Document segment>
>>>>>

Sunday 26 April 2015

Drugs?! What Drugs???

1 Surgery
Tonsillectomy & UPPP
10+ Days Recovery
Liquid Narcotics
72 Tylenol pills
Antibiotics
Ice packs
Me
A Camera
&
Boredom

Here you go...

  
   






Wednesday 8 April 2015

That Girl

For most of my life I've never been able to properly vocalize my thoughts or my feelings. As a teenager is came out in pure rage (sorry Mom).  As a young adult, it was often a complete mental shut down. Denial? Inability to just deal? The lack of knowing how to actually spit out the words that bounced around in my head?!

I'm the girl that lets the jerk cut in front of me in the grocery line because maybe he just didn't mean to. I'm the girl who never asks for the change back if a waitress doesn't offer it. I'm the girl who doesn't speak up in meetings because I know nobody gives a shit what I have to say. I'm the girl who knows her husband is lying to her everyday but still stays for a miserable ten years. I'm the girl who has daddy issues but still struggles to realize it's not MY fault. I'm the girl who lets her 'friends' walk all over her. I'm the girl who just shuts her mouth and takes it. And I'm the girl who has anxiety about all of the above.

<<<<<

Excerpted data>

>>>>>

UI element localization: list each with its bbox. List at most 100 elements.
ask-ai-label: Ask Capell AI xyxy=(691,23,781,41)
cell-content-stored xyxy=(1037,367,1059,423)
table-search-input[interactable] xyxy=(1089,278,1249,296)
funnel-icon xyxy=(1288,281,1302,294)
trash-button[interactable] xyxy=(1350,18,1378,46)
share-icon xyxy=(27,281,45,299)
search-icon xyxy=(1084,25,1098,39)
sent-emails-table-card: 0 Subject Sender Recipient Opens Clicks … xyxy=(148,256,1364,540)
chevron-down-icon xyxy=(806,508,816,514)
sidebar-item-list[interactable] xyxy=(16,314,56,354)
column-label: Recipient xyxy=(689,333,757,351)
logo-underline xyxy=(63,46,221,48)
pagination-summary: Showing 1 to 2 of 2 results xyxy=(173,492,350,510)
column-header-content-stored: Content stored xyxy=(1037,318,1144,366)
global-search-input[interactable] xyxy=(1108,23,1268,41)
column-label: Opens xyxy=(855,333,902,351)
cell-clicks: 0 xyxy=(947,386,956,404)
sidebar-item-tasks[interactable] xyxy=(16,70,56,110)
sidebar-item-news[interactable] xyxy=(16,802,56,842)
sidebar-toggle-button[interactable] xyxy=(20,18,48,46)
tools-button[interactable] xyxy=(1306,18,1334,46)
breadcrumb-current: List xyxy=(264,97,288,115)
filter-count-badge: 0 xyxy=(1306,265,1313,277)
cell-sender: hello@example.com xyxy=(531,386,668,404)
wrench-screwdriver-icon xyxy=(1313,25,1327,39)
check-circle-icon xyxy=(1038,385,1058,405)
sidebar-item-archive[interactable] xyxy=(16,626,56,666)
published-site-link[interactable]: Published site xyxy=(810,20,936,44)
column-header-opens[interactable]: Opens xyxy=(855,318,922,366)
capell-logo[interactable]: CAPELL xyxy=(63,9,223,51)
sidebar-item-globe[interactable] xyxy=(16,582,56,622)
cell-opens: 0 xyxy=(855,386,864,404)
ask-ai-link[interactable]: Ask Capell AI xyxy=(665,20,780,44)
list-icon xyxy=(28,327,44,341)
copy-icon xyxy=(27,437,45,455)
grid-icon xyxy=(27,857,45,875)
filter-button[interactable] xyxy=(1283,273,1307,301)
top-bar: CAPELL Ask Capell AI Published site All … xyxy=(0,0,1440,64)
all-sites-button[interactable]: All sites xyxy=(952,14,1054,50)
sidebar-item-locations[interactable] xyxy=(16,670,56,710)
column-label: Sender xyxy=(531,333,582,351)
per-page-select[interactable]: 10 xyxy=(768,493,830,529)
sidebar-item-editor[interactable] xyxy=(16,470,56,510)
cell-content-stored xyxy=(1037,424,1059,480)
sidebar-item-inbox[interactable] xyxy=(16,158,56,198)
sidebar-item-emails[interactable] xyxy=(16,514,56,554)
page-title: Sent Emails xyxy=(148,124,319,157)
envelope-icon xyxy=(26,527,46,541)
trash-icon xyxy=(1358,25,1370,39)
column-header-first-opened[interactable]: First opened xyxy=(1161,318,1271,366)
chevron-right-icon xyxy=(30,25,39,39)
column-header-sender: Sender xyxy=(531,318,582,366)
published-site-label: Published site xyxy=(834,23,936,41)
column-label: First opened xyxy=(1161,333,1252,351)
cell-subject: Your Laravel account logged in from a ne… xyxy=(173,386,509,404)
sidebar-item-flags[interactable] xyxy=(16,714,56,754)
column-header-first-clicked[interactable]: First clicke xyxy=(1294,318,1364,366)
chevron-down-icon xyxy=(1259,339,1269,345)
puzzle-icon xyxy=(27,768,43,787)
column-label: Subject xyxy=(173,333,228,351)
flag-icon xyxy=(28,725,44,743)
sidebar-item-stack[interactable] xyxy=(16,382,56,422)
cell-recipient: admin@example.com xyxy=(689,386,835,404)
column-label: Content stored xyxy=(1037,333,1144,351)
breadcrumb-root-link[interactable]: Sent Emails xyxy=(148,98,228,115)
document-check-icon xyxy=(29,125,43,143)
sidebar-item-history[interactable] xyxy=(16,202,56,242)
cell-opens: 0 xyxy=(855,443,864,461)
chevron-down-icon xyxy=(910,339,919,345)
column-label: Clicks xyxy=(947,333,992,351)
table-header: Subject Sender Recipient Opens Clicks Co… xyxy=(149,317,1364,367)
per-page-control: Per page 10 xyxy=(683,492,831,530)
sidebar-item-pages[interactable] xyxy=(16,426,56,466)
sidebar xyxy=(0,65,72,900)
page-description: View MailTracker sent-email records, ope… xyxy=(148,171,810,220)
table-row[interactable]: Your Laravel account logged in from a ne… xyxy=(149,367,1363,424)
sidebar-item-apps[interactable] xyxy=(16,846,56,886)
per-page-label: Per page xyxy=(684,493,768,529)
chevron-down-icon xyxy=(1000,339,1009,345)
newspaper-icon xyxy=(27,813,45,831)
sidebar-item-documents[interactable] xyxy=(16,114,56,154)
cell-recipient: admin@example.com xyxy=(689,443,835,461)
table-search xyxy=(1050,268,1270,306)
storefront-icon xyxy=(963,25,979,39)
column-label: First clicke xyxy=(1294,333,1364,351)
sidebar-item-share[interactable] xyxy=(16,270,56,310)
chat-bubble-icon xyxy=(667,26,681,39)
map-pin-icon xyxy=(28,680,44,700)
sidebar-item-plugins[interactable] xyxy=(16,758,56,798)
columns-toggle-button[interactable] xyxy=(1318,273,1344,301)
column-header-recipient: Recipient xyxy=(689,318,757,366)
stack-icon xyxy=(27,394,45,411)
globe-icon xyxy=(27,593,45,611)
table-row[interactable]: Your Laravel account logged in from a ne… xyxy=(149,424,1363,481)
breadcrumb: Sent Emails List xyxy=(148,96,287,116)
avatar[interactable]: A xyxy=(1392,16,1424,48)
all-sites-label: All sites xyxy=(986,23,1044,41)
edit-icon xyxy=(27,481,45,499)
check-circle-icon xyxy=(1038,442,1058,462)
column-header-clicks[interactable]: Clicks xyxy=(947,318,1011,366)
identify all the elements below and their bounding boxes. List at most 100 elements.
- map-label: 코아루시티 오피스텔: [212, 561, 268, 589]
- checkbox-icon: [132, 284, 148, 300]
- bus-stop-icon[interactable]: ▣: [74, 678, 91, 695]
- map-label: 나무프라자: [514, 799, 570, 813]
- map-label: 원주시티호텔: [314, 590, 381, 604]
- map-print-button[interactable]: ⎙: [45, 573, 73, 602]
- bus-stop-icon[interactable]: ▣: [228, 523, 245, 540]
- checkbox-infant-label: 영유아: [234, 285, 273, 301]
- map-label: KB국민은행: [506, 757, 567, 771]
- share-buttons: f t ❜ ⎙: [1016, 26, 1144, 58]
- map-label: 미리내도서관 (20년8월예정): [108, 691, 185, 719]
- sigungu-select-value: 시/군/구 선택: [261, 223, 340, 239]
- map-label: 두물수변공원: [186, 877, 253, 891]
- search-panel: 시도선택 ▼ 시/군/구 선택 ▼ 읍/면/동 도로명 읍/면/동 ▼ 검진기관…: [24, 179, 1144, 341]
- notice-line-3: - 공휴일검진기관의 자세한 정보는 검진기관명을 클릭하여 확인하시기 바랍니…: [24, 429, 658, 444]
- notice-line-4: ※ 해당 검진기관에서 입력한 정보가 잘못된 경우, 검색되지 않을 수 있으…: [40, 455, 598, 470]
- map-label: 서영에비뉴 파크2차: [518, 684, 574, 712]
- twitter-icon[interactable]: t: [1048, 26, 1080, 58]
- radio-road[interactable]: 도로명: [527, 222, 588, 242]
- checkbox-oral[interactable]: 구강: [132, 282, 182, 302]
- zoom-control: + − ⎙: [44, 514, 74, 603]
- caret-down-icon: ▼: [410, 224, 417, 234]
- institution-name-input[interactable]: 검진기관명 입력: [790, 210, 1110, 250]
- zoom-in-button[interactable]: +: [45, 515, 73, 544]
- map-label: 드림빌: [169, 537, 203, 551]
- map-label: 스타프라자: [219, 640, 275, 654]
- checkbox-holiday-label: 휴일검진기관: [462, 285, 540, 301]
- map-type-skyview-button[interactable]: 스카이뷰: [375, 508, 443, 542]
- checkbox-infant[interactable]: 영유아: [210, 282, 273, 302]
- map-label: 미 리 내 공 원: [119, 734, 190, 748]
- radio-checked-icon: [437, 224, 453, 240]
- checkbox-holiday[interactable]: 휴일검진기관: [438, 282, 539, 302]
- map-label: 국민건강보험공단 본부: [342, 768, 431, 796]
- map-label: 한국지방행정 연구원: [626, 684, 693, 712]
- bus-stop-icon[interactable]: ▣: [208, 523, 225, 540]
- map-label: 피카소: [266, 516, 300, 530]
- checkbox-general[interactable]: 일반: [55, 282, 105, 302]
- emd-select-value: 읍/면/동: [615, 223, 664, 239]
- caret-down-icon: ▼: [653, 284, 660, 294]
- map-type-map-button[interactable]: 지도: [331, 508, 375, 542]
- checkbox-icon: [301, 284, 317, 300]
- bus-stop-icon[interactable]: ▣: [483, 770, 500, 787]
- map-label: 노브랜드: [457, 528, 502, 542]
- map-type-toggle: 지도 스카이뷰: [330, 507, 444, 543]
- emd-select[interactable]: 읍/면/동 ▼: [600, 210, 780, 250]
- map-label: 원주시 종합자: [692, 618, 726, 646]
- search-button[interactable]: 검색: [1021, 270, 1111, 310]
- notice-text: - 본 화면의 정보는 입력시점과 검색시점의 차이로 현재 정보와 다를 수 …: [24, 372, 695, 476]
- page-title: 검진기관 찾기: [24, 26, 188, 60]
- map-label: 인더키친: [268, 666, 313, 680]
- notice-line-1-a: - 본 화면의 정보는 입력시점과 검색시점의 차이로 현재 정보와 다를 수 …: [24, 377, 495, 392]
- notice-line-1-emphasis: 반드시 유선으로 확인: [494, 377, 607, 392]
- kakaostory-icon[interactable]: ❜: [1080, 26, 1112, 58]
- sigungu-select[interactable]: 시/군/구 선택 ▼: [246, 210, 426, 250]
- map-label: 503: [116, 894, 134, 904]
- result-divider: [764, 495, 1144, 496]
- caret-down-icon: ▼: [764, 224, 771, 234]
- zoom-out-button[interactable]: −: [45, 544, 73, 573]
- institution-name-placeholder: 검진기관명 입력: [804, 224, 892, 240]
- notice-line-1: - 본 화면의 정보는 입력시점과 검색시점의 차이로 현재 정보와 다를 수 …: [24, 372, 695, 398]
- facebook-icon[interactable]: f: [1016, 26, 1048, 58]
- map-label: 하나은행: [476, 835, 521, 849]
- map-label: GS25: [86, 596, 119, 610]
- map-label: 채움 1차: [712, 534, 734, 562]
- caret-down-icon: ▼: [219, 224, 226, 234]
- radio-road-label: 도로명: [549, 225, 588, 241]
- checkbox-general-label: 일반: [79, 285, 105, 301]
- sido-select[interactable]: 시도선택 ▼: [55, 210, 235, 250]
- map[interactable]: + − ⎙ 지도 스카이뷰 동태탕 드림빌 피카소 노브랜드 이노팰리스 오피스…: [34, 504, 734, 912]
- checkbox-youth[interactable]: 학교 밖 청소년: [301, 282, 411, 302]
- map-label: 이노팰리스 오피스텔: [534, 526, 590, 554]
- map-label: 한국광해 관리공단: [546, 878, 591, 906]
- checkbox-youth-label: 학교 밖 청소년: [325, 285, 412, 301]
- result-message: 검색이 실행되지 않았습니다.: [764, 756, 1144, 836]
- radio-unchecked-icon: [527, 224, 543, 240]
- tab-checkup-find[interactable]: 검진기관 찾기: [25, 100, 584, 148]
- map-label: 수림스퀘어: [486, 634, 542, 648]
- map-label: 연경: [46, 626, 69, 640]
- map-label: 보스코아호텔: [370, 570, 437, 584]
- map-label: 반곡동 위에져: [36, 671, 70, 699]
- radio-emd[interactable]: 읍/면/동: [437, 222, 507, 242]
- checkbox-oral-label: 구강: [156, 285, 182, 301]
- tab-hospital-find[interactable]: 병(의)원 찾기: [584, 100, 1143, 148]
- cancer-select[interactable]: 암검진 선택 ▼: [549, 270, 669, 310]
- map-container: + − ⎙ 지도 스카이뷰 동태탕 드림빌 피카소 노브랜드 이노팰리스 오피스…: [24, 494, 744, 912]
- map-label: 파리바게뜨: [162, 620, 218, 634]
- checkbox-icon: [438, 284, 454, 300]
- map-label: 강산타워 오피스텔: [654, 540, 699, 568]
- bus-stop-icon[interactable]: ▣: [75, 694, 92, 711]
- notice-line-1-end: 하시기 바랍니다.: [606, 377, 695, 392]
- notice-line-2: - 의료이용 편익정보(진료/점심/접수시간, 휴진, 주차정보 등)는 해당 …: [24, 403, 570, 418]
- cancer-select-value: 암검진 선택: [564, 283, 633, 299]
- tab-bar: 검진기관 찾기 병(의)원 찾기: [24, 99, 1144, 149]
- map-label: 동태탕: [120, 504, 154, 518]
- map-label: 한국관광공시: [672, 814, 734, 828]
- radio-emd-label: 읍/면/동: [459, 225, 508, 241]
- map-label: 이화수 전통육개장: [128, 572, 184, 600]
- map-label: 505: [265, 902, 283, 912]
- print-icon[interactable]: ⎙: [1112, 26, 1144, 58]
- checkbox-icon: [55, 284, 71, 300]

<<<<<

Explore the material>
• a. Reproduce the blog excerpt from "For most of" to "in my head?!".
• b. Answer these questions about the blog excerpt:
(i) How many Tylenol pills does the April 26 entry list?
(ii) What surgery does the April 26 entry name?
(iii) How many years does the writer say she stayed with a husband she knew was lying to her?
• c. Extend the blog excerpt, picking up after the last sentence of its "That Girl" entry.
The material above comes from a separate source and has no connection to the blog excerpt.

Task answers>
• a.
For most of my life I've never been able to properly vocalize my thoughts or my feelings. As a teenager is came out in pure rage (sorry Mom).  As a young adult, it was often a complete mental shut down. Denial? Inability to just deal? The lack of knowing how to actually spit out the words that bounced around in my head?!

• b.
(i) 72
(ii) Tonsillectomy & UPPP
(iii) Ten

• c.
I am that girl.
I am that girl.
I am that girl.

I used to be that girl...
I am not that girl...
I am not that girl...
I am not that girl...

I am the girl who says "Excuse me sir, I was here first". I am the girl who doesn't care any more that it's just $1.00...bitch, give me my money. I am the girl who runs the meeting like a pimp. I'm the girl who left because I knew I deserved better. I am the girl who's getting better at realizing it really isn't MY fault. I am the girl, who without the need to explain or justify, has cut you right out of my life because you know exactly what you did and it stung my soul.

I am the girl who is finding her way.
I am that girl...




Waiting for Perfection


It's not uncommon to find me sitting on the floor in a pile of books in the middle of the self-help section at Chapters. That place is my temple. My safe haven. My glorious happy place.  I'm always on the hunt for that one book that will change my life forever.

I just read...actually, devoured "Let the Elephants RUN" by David Usher.

And, sweet baby elephants on fire...I'm positive he wrote it just for me.

"Stop looking at creativity as the lottery 
that someone else won at birth" ~ David Usher

Everyone with even an ounce of doubt in themselves should read this book.

That's all...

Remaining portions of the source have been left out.